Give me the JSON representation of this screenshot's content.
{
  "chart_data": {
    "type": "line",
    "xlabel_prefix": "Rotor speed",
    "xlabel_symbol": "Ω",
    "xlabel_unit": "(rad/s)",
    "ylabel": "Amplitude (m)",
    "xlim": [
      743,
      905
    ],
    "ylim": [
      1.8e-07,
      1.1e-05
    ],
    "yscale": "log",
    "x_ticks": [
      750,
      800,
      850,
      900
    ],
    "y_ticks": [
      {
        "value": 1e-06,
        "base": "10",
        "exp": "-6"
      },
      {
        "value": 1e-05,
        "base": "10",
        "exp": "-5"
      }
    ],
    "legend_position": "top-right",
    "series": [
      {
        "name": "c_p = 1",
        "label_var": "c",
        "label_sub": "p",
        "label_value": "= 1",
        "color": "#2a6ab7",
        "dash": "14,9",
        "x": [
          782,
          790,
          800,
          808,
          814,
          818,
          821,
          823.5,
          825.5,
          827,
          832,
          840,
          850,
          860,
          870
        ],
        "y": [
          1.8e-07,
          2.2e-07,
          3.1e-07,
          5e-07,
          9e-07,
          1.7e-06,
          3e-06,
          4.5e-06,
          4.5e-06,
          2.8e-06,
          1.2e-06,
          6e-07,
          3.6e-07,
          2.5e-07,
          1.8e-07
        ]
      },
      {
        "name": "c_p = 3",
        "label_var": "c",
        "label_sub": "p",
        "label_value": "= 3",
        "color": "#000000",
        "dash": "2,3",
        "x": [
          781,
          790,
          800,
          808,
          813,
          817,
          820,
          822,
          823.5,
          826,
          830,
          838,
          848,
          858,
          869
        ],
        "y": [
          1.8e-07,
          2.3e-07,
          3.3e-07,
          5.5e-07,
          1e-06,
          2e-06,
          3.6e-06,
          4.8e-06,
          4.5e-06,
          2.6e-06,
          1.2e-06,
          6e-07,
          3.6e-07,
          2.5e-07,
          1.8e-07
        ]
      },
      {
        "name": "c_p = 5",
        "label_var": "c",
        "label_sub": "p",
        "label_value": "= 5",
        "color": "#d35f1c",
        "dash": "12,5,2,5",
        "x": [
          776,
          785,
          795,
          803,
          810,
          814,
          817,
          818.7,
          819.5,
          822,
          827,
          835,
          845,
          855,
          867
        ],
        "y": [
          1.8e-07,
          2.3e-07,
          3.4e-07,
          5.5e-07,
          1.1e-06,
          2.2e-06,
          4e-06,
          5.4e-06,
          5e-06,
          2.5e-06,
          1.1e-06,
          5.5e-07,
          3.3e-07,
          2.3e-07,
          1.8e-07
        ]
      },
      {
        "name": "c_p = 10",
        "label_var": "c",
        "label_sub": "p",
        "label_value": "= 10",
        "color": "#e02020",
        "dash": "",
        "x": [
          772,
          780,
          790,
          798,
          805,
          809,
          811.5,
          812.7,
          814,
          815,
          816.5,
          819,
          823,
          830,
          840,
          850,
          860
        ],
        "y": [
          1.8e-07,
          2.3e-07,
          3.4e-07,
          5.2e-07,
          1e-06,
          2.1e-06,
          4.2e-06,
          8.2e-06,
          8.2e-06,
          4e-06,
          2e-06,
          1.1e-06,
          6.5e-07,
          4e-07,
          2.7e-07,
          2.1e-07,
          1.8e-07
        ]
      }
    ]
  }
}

....

• Problem details: Reproduce each record exactly, leaving nothing out.

• Full answer:
Give me the JSON representation of this screenshot's content.
{
  "chart_data": {
    "type": "line",
    "xlabel_prefix": "Rotor speed",
    "xlabel_symbol": "Ω",
    "xlabel_unit": "(rad/s)",
    "ylabel": "Amplitude (m)",
    "xlim": [
      743,
      905
    ],
    "ylim": [
      1.8e-07,
      1.1e-05
    ],
    "yscale": "log",
    "x_ticks": [
      750,
      800,
      850,
      900
    ],
    "y_ticks": [
      {
        "value": 1e-06,
        "base": "10",
        "exp": "-6"
      },
      {
        "value": 1e-05,
        "base": "10",
        "exp": "-5"
      }
    ],
    "legend_position": "top-right",
    "series": [
      {
        "name": "c_p = 1",
        "label_var": "c",
        "label_sub": "p",
        "label_value": "= 1",
        "color": "#2a6ab7",
        "dash": "14,9",
        "x": [
          782,
          790,
          800,
          808,
          814,
          818,
          821,
          823.5,
          825.5,
          827,
          832,
          840,
          850,
          860,
          870
        ],
        "y": [
          1.8e-07,
          2.2e-07,
          3.1e-07,
          5e-07,
          9e-07,
          1.7e-06,
          3e-06,
          4.5e-06,
          4.5e-06,
          2.8e-06,
          1.2e-06,
          6e-07,
          3.6e-07,
          2.5e-07,
          1.8e-07
        ]
      },
      {
        "name": "c_p = 3",
        "label_var": "c",
        "label_sub": "p",
        "label_value": "= 3",
        "color": "#000000",
        "dash": "2,3",
        "x": [
          781,
          790,
          800,
          808,
          813,
          817,
          820,
          822,
          823.5,
          826,
          830,
          838,
          848,
          858,
          869
        ],
        "y": [
          1.8e-07,
          2.3e-07,
          3.3e-07,
          5.5e-07,
          1e-06,
          2e-06,
          3.6e-06,
          4.8e-06,
          4.5e-06,
          2.6e-06,
          1.2e-06,
          6e-07,
          3.6e-07,
          2.5e-07,
          1.8e-07
        ]
      },
      {
        "name": "c_p = 5",
        "label_var": "c",
        "label_sub": "p",
        "label_value": "= 5",
        "color": "#d35f1c",
        "dash": "12,5,2,5",
        "x": [
          776,
          785,
          795,
          803,
          810,
          814,
          817,
          818.7,
          819.5,
          822,
          827,
          835,
          845,
          855,
          867
        ],
        "y": [
          1.8e-07,
          2.3e-07,
          3.4e-07,
          5.5e-07,
          1.1e-06,
          2.2e-06,
          4e-06,
          5.4e-06,
          5e-06,
          2.5e-06,
          1.1e-06,
          5.5e-07,
          3.3e-07,
          2.3e-07,
          1.8e-07
        ]
      },
      {
        "name": "c_p = 10",
        "label_var": "c",
        "label_sub": "p",
        "label_value": "= 10",
        "color": "#e02020",
        "dash": "",
        "x": [
          772,
          780,
          790,
          798,
          805,
          809,
          811.5,
          812.7,
          814,
          815,
          816.5,
          819,
          823,
          830,
          840,
          850,
          860
        ],
        "y": [
          1.8e-07,
          2.3e-07,
          3.4e-07,
          5.2e-07,
          1e-06,
          2.1e-06,
          4.2e-06,
          8.2e-06,
          8.2e-06,
          4e-06,
          2e-06,
          1.1e-06,
          6.5e-07,
          4e-07,
          2.7e-07,
          2.1e-07,
          1.8e-07
        ]
      }
    ]
  }
}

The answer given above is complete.